La Cour des comptes relève plusieurs difficultés liées aux règles d’assujettissement à l’IFI qui sont peu aisées à comprendre par les contribuables et qui peuvent générer des incertitudes juridiques. En effet, l’IFI est un impôt qui repose sur une auto-évaluation du patrimoine par les contribuables ce qui peut impliquer, d’une part, une difficulté pour ces contribuables à objectiver certaines valorisations et, d’autre part, une difficulté pour délimiter les biens immobiliers qui sont détenus à des fins patrimoniales, y compris sous forme de placements financiers, et de les distinguer des biens à usage professionnel.

Cette complexité des règles d’assiette et les incertitudes importantes sur l’évaluation des biens constituent ainsi une fragilité de l’impôt et entraînent un risque d’iniquité entre les contribuables selon leur degré d’information et leur capacité à les maîtriser.


La gestion de l’IFI est efficace car intégrée à celle de l’impôt sur le revenu mais reste perfectible


La Cour des comptes précise que les démarches des redevables de l’IFI ont été facilitées depuis 2018, année de passage de l’ISF vers l’IFI. En effet, l’intégration de la gestion de cet impôt à celle de l’impôt sur le revenu a permis d’unifier et de dématérialiser totalement la déclaration. La Cour précise également que la mise en œuvre du « droit à l’erreur » et des délais de paiement a permis de conforter la relation de confiance entre l’administration fiscale et les contribuables.

Elle précise toutefois que les services de l’administration pourraient être améliorés, notamment en matière d’accompagnement à la déclaration et de paiement. En effet, la démarche de déclaration des biens détenus, bien que facilitée par un accès à des outils d’aide à l’évaluation de leur valeur, demeure un exercice délicat pour les contribuables. L’administration fiscale pourrait, selon la Cour des comptes, améliorer l’accompagnement de ces contribuables en leur fournissant les données relatives à l’évolution des prix dans la zone où se trouve le bien déclaré. Cette démarche permettrait ainsi de prévenir une tentation de « sous-revalorisation » des biens déclarés alors que les prix de l'immobilier sont en hausse.

Enfin, si le recouvrement de l’IFI est efficace, notamment grâce à un taux important de recouvrement spontané, la Cour des comptes souligne que le coût de gestion de cet impôt est élevé en raison de la complexité des contrôles.

> LIGNES DE DONNÉES
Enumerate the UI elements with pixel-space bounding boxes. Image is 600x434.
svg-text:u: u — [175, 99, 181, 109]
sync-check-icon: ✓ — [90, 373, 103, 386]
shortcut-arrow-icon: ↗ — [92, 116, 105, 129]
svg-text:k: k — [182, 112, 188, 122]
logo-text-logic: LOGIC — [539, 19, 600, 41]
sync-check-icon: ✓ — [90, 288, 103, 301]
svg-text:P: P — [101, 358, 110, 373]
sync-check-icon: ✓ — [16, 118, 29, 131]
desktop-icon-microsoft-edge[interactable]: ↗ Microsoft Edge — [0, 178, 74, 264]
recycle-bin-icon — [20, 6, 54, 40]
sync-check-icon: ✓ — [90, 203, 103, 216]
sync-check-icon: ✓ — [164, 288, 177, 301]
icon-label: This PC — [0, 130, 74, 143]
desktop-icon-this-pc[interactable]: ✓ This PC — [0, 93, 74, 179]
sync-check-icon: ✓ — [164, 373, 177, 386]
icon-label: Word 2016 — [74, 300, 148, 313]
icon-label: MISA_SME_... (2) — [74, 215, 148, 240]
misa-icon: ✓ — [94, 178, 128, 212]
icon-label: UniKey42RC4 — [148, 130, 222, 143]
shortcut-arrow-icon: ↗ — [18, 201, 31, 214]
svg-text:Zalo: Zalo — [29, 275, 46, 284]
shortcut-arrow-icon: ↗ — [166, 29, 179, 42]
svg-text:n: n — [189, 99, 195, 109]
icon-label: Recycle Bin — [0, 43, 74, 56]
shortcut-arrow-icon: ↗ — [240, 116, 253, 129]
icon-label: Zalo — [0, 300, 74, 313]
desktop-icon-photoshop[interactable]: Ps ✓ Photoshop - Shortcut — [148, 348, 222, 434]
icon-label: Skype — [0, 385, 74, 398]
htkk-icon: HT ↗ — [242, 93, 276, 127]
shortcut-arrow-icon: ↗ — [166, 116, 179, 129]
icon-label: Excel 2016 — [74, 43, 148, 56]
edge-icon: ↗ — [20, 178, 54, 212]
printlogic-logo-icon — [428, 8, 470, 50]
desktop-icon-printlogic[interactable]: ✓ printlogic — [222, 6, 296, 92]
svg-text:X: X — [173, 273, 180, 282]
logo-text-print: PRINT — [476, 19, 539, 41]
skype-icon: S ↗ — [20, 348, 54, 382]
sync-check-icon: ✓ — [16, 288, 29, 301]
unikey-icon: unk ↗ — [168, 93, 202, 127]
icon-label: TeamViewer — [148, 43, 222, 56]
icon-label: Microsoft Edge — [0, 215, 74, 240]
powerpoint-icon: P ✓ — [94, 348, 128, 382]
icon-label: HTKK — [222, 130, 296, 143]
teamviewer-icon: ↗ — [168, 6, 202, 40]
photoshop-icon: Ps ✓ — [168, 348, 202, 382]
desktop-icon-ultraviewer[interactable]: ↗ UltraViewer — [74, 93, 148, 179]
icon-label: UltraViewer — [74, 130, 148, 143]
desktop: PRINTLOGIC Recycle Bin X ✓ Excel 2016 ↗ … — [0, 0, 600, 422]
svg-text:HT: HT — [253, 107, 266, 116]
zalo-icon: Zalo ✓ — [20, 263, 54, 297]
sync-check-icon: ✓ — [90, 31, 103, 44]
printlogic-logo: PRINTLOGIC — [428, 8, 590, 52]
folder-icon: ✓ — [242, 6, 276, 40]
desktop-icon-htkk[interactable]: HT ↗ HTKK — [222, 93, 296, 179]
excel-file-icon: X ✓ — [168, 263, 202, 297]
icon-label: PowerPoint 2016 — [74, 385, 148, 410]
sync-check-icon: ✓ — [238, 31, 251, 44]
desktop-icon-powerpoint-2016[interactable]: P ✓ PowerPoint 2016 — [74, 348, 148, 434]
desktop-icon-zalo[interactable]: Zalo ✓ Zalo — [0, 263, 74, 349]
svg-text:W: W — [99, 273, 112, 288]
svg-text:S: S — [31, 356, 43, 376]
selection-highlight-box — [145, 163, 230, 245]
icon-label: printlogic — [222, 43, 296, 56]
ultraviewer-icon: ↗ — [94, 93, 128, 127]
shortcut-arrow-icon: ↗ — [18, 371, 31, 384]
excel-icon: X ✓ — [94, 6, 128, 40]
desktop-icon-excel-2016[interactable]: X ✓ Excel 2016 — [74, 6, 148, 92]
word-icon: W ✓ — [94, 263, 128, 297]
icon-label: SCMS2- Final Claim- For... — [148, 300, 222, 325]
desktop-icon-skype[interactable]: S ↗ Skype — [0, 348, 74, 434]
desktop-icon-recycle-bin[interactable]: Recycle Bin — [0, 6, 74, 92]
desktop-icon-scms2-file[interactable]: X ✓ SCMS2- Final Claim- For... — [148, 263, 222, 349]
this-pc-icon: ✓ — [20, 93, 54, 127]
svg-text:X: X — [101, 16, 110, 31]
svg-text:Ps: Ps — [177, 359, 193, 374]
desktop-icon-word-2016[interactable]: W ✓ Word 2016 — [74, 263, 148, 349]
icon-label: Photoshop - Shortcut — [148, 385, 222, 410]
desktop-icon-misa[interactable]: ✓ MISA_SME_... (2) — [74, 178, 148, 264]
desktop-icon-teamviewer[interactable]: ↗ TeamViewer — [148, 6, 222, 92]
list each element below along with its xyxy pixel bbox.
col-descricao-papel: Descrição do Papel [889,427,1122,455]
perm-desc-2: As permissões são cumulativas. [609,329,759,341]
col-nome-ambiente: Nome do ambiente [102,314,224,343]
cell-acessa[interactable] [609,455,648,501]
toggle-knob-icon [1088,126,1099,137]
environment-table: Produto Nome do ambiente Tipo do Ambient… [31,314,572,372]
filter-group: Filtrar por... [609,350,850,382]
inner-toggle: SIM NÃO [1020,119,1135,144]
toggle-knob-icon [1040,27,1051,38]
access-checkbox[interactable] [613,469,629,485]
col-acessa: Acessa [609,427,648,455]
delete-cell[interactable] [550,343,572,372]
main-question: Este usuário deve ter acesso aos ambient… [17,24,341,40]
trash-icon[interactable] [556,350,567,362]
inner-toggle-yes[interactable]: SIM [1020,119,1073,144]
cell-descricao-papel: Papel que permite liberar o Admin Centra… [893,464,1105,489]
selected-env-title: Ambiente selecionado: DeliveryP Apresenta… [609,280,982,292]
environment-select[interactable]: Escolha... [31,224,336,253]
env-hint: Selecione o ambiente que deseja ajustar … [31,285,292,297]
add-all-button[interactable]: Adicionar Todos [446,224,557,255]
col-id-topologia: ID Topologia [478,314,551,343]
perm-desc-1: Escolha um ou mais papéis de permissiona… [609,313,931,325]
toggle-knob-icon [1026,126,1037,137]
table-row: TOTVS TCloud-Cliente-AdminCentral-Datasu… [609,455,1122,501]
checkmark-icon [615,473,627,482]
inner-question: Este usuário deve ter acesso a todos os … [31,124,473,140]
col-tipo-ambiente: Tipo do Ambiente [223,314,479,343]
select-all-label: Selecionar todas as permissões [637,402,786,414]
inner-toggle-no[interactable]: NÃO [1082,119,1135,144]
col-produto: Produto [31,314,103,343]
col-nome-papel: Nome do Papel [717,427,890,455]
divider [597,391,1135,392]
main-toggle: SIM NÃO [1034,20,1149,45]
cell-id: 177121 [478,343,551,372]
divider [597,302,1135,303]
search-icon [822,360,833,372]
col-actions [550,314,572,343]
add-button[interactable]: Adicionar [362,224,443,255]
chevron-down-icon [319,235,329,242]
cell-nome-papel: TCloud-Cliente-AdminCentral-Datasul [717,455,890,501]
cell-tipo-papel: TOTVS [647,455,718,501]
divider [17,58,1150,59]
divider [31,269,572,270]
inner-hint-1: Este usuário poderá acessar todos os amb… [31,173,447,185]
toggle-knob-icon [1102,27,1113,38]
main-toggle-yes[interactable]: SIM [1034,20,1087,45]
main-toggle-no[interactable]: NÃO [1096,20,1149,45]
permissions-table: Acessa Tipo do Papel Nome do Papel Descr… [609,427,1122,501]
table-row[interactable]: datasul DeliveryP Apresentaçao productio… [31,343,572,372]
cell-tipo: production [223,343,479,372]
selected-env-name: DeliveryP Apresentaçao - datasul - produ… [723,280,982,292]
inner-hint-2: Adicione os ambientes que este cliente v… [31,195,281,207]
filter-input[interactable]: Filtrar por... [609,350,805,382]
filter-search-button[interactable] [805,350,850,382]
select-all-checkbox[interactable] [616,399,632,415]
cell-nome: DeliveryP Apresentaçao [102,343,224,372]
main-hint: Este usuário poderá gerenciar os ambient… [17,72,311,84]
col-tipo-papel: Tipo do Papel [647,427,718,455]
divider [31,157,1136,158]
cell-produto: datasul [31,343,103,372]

> CONSIGNES
A. Répondez brièvement aux questions suivantes sur le texte consacré à l'IFI :
(i) Sur quoi l'IFI repose-t-il pour l'évaluation du patrimoine ?
(ii) En quelle année l'ISF a-t-il laissé place à l'IFI ?
(iii) Pour quelle raison le coût de gestion de l'IFI est-il élevé ?
B. Recopiez à l'identique le passage du texte consacré à l'IFI qui commence par « Elle précise toutefois » et se poursuit jusqu'à « sont en hausse. ».

> RÉPONSES COMPLÈTES
A.
(i) Sur une auto-évaluation du patrimoine par les contribuables.
(ii) En 2018.
(iii) En raison de la complexité des contrôles.

B.
Elle précise toutefois que les services de l’administration pourraient être améliorés, notamment en matière d’accompagnement à la déclaration et de paiement. En effet, la démarche de déclaration des biens détenus, bien que facilitée par un accès à des outils d’aide à l’évaluation de leur valeur, demeure un exercice délicat pour les contribuables. L’administration fiscale pourrait, selon la Cour des comptes, améliorer l’accompagnement de ces contribuables en leur fournissant les données relatives à l’évolution des prix dans la zone où se trouve le bien déclaré. Cette démarche permettrait ainsi de prévenir une tentation de « sous-revalorisation » des biens déclarés alors que les prix de l'immobilier sont en hausse.